Task statement:
Filter this data down to the lines that hold "content", and copy them.

───── Dataset records

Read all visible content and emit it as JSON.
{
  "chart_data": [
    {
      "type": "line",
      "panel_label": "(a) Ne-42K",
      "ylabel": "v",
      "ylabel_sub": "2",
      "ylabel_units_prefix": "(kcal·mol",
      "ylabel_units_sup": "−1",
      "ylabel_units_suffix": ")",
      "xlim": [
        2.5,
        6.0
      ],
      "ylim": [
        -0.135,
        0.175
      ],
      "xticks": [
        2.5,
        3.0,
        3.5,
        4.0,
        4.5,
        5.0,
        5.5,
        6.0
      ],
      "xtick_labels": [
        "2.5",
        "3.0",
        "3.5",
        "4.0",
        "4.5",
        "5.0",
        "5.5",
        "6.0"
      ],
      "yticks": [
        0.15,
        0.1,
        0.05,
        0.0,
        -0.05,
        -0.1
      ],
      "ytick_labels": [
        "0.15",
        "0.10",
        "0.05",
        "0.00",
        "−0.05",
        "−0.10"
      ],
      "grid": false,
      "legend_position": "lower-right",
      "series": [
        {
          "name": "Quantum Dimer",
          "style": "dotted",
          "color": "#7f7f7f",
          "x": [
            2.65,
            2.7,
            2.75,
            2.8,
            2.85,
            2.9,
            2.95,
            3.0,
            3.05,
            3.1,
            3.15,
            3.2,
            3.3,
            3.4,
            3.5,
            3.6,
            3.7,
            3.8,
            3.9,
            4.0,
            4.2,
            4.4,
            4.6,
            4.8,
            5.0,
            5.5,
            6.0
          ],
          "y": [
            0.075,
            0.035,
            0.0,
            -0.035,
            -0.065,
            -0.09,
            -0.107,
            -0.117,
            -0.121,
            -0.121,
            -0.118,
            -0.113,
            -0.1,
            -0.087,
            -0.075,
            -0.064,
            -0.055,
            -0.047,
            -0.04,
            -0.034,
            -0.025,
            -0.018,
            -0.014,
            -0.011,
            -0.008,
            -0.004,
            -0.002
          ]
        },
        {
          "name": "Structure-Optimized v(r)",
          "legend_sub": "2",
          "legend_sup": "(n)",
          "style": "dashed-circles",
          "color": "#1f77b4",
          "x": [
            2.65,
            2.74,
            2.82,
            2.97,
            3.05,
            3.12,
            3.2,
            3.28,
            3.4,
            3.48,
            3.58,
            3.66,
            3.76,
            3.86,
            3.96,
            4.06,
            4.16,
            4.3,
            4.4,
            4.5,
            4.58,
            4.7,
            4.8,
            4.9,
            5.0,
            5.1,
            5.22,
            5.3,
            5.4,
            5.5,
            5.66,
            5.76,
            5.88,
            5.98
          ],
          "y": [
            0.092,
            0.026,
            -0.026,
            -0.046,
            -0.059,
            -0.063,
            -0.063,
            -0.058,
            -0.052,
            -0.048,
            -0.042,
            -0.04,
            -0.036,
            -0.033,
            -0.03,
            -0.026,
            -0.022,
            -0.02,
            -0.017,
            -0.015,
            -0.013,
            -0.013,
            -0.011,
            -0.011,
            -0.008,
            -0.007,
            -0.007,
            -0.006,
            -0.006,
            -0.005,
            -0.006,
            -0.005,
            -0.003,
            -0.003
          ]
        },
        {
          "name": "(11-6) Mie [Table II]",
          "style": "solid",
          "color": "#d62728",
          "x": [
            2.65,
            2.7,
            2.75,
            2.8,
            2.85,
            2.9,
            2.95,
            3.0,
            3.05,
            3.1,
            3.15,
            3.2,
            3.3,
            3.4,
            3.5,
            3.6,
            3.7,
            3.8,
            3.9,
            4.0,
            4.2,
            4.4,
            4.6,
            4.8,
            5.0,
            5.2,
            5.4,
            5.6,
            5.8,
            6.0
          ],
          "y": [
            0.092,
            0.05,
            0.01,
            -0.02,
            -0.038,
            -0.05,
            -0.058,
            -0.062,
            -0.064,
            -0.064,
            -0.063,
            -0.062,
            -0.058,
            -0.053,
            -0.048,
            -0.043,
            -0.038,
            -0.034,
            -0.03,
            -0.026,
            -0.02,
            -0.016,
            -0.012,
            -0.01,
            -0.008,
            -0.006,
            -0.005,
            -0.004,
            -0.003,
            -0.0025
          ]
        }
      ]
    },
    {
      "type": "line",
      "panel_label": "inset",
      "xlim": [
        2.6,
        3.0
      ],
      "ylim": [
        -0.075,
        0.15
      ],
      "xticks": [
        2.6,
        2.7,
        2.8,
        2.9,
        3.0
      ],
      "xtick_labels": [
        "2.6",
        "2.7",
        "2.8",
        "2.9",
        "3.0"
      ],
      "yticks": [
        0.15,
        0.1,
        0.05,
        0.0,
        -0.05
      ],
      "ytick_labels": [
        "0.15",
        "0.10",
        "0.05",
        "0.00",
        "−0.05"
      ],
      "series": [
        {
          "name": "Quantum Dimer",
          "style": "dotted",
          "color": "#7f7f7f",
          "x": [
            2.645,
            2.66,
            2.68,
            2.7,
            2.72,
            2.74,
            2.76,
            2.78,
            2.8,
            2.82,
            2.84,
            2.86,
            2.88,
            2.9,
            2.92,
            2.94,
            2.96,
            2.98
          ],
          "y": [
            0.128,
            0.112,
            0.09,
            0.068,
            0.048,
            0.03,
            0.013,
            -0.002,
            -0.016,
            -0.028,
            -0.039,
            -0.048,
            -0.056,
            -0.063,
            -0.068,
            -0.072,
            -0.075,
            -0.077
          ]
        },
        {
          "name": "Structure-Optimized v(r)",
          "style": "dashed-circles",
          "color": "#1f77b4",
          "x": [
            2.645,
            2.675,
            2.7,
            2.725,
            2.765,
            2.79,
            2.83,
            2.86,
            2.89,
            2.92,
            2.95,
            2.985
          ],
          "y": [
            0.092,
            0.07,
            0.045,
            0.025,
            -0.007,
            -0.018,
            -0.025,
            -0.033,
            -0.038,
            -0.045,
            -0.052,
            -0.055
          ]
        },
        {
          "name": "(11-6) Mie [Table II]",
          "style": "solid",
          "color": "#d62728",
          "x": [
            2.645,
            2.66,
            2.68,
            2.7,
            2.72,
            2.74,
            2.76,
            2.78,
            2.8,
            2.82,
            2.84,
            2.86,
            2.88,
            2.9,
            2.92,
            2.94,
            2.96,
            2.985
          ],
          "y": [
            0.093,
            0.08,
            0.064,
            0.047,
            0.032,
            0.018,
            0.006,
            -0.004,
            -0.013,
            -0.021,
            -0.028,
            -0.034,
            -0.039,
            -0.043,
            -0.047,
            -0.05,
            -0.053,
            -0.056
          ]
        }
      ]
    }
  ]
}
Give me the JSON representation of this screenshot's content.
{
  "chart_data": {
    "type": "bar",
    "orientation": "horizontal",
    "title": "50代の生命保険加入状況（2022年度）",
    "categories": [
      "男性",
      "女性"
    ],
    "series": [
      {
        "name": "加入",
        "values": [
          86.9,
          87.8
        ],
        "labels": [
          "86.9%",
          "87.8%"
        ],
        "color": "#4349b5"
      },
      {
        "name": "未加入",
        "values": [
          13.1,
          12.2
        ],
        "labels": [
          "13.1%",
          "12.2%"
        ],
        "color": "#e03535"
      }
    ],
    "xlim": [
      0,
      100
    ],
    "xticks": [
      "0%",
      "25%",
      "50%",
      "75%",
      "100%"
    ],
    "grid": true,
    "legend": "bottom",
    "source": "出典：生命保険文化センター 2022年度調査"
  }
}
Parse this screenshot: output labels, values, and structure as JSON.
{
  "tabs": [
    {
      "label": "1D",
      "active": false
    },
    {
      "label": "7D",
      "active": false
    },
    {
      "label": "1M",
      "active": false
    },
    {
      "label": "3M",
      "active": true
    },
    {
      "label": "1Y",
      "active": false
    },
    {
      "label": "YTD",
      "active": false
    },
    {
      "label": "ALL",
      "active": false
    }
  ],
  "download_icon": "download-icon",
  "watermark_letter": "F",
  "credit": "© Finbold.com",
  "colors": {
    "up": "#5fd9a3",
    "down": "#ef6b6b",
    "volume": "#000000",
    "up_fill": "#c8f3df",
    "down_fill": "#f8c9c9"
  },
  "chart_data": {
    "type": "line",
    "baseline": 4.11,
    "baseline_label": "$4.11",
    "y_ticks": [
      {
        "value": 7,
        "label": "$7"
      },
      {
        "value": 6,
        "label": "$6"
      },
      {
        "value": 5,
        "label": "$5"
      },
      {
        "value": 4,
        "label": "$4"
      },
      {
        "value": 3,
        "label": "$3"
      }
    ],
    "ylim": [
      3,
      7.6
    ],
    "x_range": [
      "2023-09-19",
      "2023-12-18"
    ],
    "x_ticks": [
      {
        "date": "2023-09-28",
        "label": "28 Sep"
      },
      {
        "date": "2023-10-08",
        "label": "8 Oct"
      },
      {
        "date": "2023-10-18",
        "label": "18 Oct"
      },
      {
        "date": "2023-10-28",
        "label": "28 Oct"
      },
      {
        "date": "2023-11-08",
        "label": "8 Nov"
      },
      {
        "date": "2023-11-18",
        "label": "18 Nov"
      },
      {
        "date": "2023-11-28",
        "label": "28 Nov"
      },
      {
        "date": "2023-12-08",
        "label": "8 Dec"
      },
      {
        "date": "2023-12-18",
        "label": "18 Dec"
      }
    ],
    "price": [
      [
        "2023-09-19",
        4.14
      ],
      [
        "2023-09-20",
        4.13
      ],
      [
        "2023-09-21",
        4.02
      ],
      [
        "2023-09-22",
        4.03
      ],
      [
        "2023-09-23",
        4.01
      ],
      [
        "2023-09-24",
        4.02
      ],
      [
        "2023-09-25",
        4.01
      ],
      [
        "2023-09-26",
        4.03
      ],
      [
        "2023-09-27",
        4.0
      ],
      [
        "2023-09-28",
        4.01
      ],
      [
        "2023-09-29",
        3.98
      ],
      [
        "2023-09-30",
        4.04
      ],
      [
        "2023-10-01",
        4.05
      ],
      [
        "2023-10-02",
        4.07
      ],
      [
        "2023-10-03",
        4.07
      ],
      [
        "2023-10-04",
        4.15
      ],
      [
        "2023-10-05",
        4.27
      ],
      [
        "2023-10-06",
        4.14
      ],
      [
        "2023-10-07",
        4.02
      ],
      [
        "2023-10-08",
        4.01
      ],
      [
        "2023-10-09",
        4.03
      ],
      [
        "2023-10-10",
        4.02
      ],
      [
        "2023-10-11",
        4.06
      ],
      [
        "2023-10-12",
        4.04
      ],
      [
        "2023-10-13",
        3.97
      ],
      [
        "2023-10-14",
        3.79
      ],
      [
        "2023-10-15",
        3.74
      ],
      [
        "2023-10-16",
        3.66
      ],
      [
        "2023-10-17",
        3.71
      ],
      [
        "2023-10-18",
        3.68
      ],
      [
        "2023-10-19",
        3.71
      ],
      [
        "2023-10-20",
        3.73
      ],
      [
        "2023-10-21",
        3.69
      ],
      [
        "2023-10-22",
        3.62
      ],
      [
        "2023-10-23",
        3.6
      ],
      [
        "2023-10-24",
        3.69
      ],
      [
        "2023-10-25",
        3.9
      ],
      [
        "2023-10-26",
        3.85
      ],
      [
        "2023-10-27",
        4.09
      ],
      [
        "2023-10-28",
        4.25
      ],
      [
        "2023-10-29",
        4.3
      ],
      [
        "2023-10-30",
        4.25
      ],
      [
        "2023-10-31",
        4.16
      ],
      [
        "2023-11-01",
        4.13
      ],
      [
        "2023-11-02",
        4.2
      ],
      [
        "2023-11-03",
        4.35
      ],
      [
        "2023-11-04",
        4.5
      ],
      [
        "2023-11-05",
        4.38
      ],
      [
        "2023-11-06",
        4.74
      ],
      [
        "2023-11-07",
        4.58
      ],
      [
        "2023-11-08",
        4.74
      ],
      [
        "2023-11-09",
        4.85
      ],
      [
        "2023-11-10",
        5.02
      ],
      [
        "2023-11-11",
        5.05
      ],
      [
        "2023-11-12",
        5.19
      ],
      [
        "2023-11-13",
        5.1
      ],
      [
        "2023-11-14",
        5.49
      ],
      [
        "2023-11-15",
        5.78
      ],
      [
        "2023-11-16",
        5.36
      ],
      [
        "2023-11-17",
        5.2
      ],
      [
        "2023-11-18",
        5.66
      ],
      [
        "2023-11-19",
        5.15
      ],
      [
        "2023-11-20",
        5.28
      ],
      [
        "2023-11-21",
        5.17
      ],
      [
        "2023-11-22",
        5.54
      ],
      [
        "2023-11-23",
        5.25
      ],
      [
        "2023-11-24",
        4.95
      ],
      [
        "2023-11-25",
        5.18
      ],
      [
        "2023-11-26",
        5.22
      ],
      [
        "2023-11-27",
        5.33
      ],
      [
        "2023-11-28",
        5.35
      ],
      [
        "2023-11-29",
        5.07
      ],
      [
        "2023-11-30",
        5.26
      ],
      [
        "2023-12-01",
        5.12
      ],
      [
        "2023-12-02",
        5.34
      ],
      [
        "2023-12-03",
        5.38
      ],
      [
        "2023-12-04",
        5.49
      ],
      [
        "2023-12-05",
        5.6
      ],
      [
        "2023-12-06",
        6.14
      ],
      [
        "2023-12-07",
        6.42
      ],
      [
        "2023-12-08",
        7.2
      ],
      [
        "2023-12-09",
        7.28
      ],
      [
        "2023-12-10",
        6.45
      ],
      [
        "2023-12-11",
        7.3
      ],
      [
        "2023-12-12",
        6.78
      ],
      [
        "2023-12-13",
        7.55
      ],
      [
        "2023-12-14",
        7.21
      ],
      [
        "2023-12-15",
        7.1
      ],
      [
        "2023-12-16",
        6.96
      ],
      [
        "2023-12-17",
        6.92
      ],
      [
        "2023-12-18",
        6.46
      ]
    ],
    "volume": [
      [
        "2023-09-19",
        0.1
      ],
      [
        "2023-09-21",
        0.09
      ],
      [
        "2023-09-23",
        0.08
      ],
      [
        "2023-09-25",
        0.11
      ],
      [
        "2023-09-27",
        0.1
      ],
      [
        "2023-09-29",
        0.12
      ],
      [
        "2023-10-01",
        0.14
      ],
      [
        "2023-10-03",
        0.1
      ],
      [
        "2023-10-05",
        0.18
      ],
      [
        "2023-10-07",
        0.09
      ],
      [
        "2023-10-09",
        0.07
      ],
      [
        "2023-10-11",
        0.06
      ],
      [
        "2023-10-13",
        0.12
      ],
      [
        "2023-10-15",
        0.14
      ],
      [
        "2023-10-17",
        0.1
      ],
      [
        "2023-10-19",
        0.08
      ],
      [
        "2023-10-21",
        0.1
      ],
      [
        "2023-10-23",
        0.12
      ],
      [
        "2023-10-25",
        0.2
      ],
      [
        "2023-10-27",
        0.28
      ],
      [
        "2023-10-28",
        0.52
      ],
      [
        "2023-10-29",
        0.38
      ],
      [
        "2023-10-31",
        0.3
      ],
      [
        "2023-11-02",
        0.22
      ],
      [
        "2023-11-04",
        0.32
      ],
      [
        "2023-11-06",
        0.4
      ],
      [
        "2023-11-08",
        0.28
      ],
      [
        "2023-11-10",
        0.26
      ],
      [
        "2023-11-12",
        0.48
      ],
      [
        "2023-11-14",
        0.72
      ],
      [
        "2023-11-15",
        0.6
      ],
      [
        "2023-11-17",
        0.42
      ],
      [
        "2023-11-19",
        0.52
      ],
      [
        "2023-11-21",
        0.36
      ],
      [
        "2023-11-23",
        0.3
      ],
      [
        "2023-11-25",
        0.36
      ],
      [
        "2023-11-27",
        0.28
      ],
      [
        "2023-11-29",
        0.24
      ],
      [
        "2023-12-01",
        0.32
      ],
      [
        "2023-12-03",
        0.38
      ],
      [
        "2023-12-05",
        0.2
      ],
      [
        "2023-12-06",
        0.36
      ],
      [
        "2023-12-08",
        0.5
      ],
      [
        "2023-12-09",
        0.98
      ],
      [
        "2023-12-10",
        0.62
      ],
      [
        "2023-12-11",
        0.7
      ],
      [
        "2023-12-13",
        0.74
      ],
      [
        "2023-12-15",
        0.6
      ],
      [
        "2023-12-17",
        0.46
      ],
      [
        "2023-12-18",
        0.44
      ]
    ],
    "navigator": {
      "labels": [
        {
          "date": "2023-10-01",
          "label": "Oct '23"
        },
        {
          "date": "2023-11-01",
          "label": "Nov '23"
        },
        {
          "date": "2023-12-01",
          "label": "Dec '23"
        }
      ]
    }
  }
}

──────────

Answer to this problem:
Read all visible content and emit it as JSON.
Give me the JSON representation of this screenshot's content.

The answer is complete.